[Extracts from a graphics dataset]

━━━━

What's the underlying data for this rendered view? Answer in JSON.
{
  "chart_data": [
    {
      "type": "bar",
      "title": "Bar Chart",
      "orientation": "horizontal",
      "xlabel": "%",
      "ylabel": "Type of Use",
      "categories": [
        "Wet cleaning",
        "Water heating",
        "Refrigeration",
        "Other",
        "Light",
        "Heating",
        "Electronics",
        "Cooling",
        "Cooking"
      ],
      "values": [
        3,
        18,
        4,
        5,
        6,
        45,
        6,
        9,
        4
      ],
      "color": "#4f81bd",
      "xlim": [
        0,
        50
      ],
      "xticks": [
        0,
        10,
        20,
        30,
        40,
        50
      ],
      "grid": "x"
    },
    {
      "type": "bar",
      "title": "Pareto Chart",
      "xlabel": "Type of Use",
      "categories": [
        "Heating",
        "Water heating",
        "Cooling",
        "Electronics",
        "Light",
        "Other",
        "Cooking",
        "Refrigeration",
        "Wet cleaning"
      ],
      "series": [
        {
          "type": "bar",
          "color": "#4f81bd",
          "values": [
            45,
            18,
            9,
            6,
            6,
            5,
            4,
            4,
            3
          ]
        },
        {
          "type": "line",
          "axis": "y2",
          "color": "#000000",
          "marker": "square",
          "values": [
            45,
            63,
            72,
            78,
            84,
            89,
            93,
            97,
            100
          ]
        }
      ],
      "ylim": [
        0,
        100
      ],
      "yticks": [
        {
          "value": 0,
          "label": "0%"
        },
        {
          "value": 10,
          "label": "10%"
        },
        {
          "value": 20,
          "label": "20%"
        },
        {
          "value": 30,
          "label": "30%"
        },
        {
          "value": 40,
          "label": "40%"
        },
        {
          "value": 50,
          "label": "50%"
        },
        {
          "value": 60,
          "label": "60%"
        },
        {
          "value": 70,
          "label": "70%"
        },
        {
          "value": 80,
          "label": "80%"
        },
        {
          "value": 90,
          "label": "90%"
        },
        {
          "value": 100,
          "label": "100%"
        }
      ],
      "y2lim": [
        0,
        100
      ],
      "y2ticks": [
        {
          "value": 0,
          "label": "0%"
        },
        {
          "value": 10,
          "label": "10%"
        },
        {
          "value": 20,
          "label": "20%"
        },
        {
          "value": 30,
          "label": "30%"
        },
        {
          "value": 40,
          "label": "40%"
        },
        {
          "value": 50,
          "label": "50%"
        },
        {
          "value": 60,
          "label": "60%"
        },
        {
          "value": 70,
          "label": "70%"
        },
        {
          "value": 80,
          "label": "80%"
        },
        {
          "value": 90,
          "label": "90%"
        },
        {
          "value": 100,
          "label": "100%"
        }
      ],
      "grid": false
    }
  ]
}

━━━━

PROBLEM ▸
Count every line in the listing above that holds "color", then report only the count.

PROBLEM SOLUTION ▸
3